> TASK TO COMPLETE
Copy the material below line for line. Start at the line that contains "List all visible", stop after the line that contains "pattern-point-x[interactable]: X xyxy=(592,226,603,237)", and leave the pictures out of your answer.

THE INPUT start

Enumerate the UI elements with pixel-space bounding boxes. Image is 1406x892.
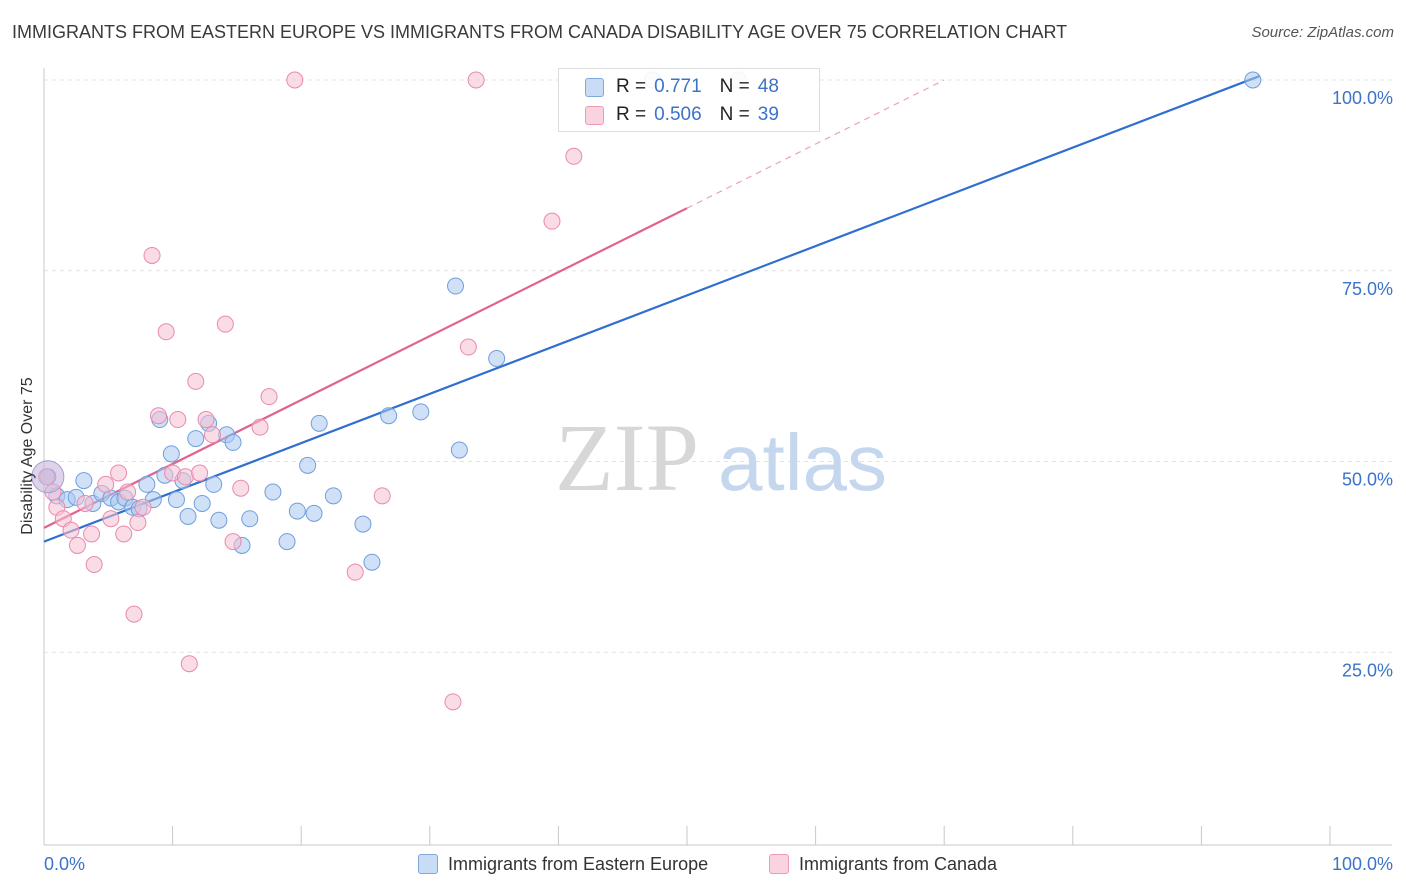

THE INPUT end
THE INPUT start

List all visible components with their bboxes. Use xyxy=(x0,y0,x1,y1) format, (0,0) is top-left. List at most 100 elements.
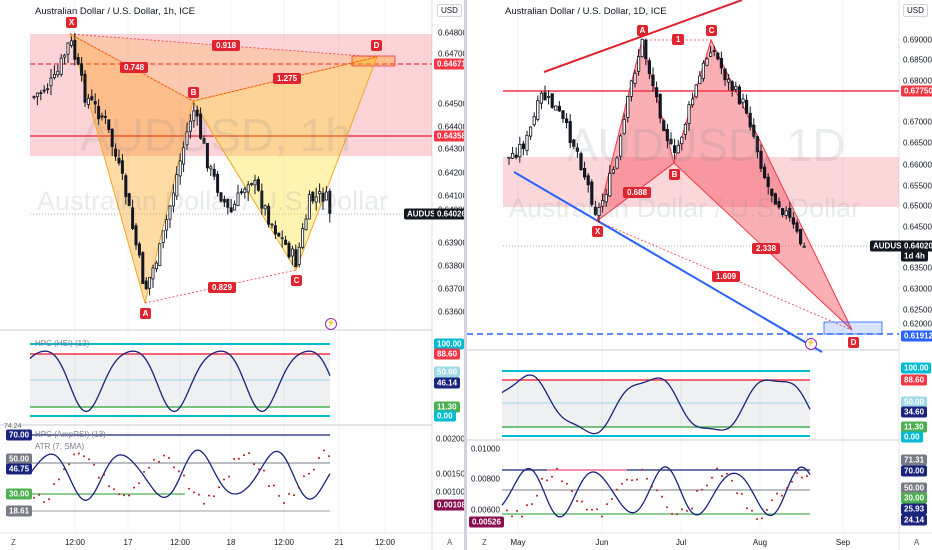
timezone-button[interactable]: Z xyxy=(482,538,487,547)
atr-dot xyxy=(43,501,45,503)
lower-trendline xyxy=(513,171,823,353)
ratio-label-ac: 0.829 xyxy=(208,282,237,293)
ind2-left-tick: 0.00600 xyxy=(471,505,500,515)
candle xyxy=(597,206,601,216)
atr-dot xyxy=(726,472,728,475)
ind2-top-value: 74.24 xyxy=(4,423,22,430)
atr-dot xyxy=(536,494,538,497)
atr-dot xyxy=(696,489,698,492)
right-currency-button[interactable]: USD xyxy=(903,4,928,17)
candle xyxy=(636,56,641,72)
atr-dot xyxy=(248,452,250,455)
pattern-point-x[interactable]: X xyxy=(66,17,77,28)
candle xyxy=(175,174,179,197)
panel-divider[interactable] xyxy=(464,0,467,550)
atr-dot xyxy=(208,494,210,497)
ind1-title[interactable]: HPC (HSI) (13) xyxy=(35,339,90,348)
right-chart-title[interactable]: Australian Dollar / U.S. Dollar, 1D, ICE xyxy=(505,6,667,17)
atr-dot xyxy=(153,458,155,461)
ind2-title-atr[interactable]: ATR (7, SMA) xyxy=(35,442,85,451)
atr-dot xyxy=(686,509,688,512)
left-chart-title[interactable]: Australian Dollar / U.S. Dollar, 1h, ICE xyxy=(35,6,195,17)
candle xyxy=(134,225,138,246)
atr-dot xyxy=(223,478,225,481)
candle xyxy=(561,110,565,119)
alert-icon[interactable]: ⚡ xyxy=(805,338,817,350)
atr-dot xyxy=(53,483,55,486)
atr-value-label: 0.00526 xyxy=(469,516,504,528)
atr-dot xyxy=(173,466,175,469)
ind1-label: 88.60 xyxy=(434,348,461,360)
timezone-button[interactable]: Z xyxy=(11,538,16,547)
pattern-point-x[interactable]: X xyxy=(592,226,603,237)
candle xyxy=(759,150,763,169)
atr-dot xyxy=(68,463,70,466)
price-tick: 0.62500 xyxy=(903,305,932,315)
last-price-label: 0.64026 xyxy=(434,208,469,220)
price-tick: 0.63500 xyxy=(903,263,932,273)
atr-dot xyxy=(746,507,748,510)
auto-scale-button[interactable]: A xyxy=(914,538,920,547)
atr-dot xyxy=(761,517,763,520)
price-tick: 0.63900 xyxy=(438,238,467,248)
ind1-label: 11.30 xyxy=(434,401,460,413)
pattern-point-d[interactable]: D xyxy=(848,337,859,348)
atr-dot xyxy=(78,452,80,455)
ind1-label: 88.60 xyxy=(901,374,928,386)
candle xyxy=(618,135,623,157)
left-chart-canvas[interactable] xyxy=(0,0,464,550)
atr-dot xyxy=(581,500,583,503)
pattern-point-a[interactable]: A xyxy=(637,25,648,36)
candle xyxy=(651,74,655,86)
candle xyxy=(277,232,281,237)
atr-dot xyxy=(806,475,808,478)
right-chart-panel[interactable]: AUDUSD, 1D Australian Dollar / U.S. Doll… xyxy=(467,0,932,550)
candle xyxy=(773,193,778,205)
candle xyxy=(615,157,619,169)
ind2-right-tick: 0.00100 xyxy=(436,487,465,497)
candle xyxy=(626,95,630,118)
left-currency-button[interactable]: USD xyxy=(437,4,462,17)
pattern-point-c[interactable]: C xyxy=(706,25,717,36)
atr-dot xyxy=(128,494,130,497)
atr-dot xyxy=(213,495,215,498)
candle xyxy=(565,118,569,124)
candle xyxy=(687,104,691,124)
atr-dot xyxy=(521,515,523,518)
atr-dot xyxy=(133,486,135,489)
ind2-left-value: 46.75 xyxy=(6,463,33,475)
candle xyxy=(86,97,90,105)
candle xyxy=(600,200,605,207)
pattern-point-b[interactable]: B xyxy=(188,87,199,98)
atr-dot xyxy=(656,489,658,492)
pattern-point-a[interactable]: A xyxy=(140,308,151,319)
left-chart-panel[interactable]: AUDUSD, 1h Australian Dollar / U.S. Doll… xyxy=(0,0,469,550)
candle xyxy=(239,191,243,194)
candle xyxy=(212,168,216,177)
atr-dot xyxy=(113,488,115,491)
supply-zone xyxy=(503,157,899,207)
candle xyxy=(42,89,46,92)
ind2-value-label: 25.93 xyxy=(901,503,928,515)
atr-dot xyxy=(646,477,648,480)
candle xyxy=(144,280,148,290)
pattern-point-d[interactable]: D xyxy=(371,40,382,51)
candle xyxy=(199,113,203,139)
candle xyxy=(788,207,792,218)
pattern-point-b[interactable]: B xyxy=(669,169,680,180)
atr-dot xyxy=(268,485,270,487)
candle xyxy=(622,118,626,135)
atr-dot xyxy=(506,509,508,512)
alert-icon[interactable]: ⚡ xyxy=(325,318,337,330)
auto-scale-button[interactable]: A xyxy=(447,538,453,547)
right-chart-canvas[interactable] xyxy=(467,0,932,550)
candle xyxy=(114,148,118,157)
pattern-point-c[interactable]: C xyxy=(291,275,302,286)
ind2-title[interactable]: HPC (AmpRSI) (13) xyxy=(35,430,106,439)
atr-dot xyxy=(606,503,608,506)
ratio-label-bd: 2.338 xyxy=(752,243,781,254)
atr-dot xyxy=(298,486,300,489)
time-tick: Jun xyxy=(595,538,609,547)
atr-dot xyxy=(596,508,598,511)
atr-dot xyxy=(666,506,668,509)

THE INPUT end

> EXERCISE ANSWER
List all visible components with their bboxes. Use xyxy=(x0,y0,x1,y1) format, (0,0) is top-left. List at most 100 elements.
timezone-button[interactable]: Z xyxy=(482,538,487,547)
atr-dot xyxy=(43,501,45,503)
lower-trendline xyxy=(513,171,823,353)
ratio-label-ac: 0.829 xyxy=(208,282,237,293)
ind2-left-tick: 0.00600 xyxy=(471,505,500,515)
candle xyxy=(597,206,601,216)
atr-dot xyxy=(726,472,728,475)
ind2-top-value: 74.24 xyxy=(4,423,22,430)
atr-dot xyxy=(536,494,538,497)
atr-dot xyxy=(696,489,698,492)
right-currency-button[interactable]: USD xyxy=(903,4,928,17)
candle xyxy=(636,56,641,72)
atr-dot xyxy=(248,452,250,455)
pattern-point-x[interactable]: X xyxy=(66,17,77,28)
candle xyxy=(175,174,179,197)
panel-divider[interactable] xyxy=(464,0,467,550)
atr-dot xyxy=(208,494,210,497)
ind1-title[interactable]: HPC (HSI) (13) xyxy=(35,339,90,348)
right-chart-title[interactable]: Australian Dollar / U.S. Dollar, 1D, ICE xyxy=(505,6,667,17)
atr-dot xyxy=(153,458,155,461)
ind2-title-atr[interactable]: ATR (7, SMA) xyxy=(35,442,85,451)
atr-dot xyxy=(686,509,688,512)
left-chart-title[interactable]: Australian Dollar / U.S. Dollar, 1h, ICE xyxy=(35,6,195,17)
candle xyxy=(134,225,138,246)
atr-dot xyxy=(223,478,225,481)
candle xyxy=(561,110,565,119)
alert-icon[interactable]: ⚡ xyxy=(805,338,817,350)
atr-dot xyxy=(53,483,55,486)
atr-value-label: 0.00526 xyxy=(469,516,504,528)
atr-dot xyxy=(173,466,175,469)
ind1-label: 88.60 xyxy=(434,348,461,360)
timezone-button[interactable]: Z xyxy=(11,538,16,547)
pattern-point-x[interactable]: X xyxy=(592,226,603,237)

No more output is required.